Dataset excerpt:
* Start *

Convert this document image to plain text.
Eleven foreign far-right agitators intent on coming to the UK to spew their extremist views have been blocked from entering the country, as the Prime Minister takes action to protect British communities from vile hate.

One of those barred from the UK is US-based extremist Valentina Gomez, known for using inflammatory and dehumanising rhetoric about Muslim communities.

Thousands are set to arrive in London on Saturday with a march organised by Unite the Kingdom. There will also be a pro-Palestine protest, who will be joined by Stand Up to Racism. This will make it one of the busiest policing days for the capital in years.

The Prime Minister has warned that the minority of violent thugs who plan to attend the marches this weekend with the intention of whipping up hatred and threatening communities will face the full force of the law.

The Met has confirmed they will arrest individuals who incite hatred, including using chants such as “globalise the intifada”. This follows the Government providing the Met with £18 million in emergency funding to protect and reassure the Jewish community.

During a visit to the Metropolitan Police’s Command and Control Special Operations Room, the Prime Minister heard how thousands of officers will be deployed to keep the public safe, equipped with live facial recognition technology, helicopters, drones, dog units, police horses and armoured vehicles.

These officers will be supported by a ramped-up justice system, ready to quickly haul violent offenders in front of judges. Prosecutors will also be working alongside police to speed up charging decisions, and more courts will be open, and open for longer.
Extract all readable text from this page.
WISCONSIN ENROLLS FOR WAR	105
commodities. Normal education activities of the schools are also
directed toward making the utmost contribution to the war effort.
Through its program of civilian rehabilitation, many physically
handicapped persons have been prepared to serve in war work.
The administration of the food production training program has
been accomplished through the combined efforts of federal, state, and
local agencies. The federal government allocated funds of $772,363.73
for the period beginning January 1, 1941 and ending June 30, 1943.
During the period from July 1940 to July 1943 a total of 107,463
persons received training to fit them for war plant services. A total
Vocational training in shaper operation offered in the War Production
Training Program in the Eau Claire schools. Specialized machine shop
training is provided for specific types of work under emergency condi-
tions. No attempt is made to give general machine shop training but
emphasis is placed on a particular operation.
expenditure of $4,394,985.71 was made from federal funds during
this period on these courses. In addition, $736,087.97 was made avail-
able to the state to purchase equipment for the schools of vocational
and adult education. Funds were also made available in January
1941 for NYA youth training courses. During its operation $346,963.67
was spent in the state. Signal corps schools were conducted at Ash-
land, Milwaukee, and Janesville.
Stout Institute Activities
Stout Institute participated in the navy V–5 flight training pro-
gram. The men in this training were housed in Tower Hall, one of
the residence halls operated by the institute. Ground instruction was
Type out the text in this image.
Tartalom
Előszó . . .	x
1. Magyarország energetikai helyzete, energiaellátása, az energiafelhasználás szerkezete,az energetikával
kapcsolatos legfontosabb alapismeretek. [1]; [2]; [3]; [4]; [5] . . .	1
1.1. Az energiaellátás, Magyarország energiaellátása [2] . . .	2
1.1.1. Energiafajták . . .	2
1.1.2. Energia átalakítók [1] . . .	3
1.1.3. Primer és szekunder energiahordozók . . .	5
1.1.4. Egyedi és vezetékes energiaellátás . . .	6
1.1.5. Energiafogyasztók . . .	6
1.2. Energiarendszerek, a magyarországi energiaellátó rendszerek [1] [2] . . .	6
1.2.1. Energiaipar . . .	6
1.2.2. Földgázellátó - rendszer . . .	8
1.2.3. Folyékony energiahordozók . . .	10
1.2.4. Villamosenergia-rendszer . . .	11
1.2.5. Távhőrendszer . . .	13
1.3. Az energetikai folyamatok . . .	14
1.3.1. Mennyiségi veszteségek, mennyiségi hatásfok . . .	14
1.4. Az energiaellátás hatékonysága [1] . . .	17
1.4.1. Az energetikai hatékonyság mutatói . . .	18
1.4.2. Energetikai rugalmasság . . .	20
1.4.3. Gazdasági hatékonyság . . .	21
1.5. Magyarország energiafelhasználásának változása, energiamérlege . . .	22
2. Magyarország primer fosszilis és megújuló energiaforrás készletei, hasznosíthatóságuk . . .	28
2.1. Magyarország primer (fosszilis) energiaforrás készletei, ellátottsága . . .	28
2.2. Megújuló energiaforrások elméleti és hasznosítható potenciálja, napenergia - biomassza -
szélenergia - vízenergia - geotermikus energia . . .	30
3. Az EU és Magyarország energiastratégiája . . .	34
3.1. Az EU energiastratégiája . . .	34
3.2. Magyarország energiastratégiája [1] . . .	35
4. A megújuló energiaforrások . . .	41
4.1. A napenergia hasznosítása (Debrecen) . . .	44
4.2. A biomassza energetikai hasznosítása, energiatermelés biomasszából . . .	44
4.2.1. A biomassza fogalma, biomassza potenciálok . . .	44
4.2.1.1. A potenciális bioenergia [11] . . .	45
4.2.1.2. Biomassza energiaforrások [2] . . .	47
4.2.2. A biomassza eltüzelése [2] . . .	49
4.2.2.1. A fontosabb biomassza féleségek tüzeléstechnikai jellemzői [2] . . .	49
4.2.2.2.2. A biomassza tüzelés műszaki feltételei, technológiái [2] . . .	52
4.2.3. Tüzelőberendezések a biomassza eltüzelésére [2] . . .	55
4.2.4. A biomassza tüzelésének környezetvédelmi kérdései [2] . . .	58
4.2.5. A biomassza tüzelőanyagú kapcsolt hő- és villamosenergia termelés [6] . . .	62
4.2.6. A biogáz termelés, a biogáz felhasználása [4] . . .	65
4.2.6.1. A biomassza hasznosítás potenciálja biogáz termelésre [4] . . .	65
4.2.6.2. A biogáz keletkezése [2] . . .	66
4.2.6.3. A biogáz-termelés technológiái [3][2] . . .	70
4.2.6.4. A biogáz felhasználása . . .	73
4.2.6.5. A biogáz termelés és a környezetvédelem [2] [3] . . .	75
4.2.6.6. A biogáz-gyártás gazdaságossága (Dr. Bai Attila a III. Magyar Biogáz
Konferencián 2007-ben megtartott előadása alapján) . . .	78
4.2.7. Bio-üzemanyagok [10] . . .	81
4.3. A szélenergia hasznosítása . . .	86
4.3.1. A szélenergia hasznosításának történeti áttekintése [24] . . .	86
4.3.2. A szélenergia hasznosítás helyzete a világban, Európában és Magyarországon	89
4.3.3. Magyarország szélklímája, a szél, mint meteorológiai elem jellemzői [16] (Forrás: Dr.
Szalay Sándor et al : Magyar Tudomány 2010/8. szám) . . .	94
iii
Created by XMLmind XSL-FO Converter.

* End *

Return all of the entries exactly as written.

- **CORRECT OUTPUT**
Convert this document image to plain text.
Eleven foreign far-right agitators intent on coming to the UK to spew their extremist views have been blocked from entering the country, as the Prime Minister takes action to protect British communities from vile hate.

One of those barred from the UK is US-based extremist Valentina Gomez, known for using inflammatory and dehumanising rhetoric about Muslim communities.

Thousands are set to arrive in London on Saturday with a march organised by Unite the Kingdom. There will also be a pro-Palestine protest, who will be joined by Stand Up to Racism. This will make it one of the busiest policing days for the capital in years.

The Prime Minister has warned that the minority of violent thugs who plan to attend the marches this weekend with the intention of whipping up hatred and threatening communities will face the full force of the law.

The Met has confirmed they will arrest individuals who incite hatred, including using chants such as “globalise the intifada”. This follows the Government providing the Met with £18 million in emergency funding to protect and reassure the Jewish community.

During a visit to the Metropolitan Police’s Command and Control Special Operations Room, the Prime Minister heard how thousands of officers will be deployed to keep the public safe, equipped with live facial recognition technology, helicopters, drones, dog units, police horses and armoured vehicles.

These officers will be supported by a ramped-up justice system, ready to quickly haul violent offenders in front of judges. Prosecutors will also be working alongside police to speed up charging decisions, and more courts will be open, and open for longer.
Extract all readable text from this page.
WISCONSIN ENROLLS FOR WAR	105
commodities. Normal education activities of the schools are also
directed toward making the utmost contribution to the war effort.
Through its program of civilian rehabilitation, many physically
handicapped persons have been prepared to serve in war work.
The administration of the food production training program has
been accomplished through the combined efforts of federal, state, and
local agencies. The federal government allocated funds of $772,363.73
for the period beginning January 1, 1941 and ending June 30, 1943.
During the period from July 1940 to July 1943 a total of 107,463
persons received training to fit them for war plant services. A total
Vocational training in shaper operation offered in the War Production
Training Program in the Eau Claire schools. Specialized machine shop
training is provided for specific types of work under emergency condi-
tions. No attempt is made to give general machine shop training but
emphasis is placed on a particular operation.
expenditure of $4,394,985.71 was made from federal funds during
this period on these courses. In addition, $736,087.97 was made avail-
able to the state to purchase equipment for the schools of vocational
and adult education. Funds were also made available in January
1941 for NYA youth training courses. During its operation $346,963.67
was spent in the state. Signal corps schools were conducted at Ash-
land, Milwaukee, and Janesville.
Stout Institute Activities
Stout Institute participated in the navy V–5 flight training pro-
gram. The men in this training were housed in Tower Hall, one of
the residence halls operated by the institute. Ground instruction was
Type out the text in this image.
Tartalom
Előszó . . .	x
1. Magyarország energetikai helyzete, energiaellátása, az energiafelhasználás szerkezete,az energetikával
kapcsolatos legfontosabb alapismeretek. [1]; [2]; [3]; [4]; [5] . . .	1
1.1. Az energiaellátás, Magyarország energiaellátása [2] . . .	2
1.1.1. Energiafajták . . .	2
1.1.2. Energia átalakítók [1] . . .	3
1.1.3. Primer és szekunder energiahordozók . . .	5
1.1.4. Egyedi és vezetékes energiaellátás . . .	6
1.1.5. Energiafogyasztók . . .	6
1.2. Energiarendszerek, a magyarországi energiaellátó rendszerek [1] [2] . . .	6
1.2.1. Energiaipar . . .	6
1.2.2. Földgázellátó - rendszer . . .	8
1.2.3. Folyékony energiahordozók . . .	10
1.2.4. Villamosenergia-rendszer . . .	11
1.2.5. Távhőrendszer . . .	13
1.3. Az energetikai folyamatok . . .	14
1.3.1. Mennyiségi veszteségek, mennyiségi hatásfok . . .	14
1.4. Az energiaellátás hatékonysága [1] . . .	17
1.4.1. Az energetikai hatékonyság mutatói . . .	18
1.4.2. Energetikai rugalmasság . . .	20
1.4.3. Gazdasági hatékonyság . . .	21
1.5. Magyarország energiafelhasználásának változása, energiamérlege . . .	22
2. Magyarország primer fosszilis és megújuló energiaforrás készletei, hasznosíthatóságuk . . .	28
2.1. Magyarország primer (fosszilis) energiaforrás készletei, ellátottsága . . .	28
2.2. Megújuló energiaforrások elméleti és hasznosítható potenciálja, napenergia - biomassza -
szélenergia - vízenergia - geotermikus energia . . .	30
3. Az EU és Magyarország energiastratégiája . . .	34
3.1. Az EU energiastratégiája . . .	34
3.2. Magyarország energiastratégiája [1] . . .	35
4. A megújuló energiaforrások . . .	41
4.1. A napenergia hasznosítása (Debrecen) . . .	44
4.2. A biomassza energetikai hasznosítása, energiatermelés biomasszából . . .	44
4.2.1. A biomassza fogalma, biomassza potenciálok . . .	44
4.2.1.1. A potenciális bioenergia [11] . . .	45
4.2.1.2. Biomassza energiaforrások [2] . . .	47
4.2.2. A biomassza eltüzelése [2] . . .	49
4.2.2.1. A fontosabb biomassza féleségek tüzeléstechnikai jellemzői [2] . . .	49
4.2.2.2.2. A biomassza tüzelés műszaki feltételei, technológiái [2] . . .	52
4.2.3. Tüzelőberendezések a biomassza eltüzelésére [2] . . .	55
4.2.4. A biomassza tüzelésének környezetvédelmi kérdései [2] . . .	58
4.2.5. A biomassza tüzelőanyagú kapcsolt hő- és villamosenergia termelés [6] . . .	62
4.2.6. A biogáz termelés, a biogáz felhasználása [4] . . .	65
4.2.6.1. A biomassza hasznosítás potenciálja biogáz termelésre [4] . . .	65
4.2.6.2. A biogáz keletkezése [2] . . .	66
4.2.6.3. A biogáz-termelés technológiái [3][2] . . .	70
4.2.6.4. A biogáz felhasználása . . .	73
4.2.6.5. A biogáz termelés és a környezetvédelem [2] [3] . . .	75
4.2.6.6. A biogáz-gyártás gazdaságossága (Dr. Bai Attila a III. Magyar Biogáz
Konferencián 2007-ben megtartott előadása alapján) . . .	78
4.2.7. Bio-üzemanyagok [10] . . .	81
4.3. A szélenergia hasznosítása . . .	86
4.3.1. A szélenergia hasznosításának történeti áttekintése [24] . . .	86
4.3.2. A szélenergia hasznosítás helyzete a világban, Európában és Magyarországon	89
4.3.3. Magyarország szélklímája, a szél, mint meteorológiai elem jellemzői [16] (Forrás: Dr.
Szalay Sándor et al : Magyar Tudomány 2010/8. szám) . . .	94
iii
Created by XMLmind XSL-FO Converter.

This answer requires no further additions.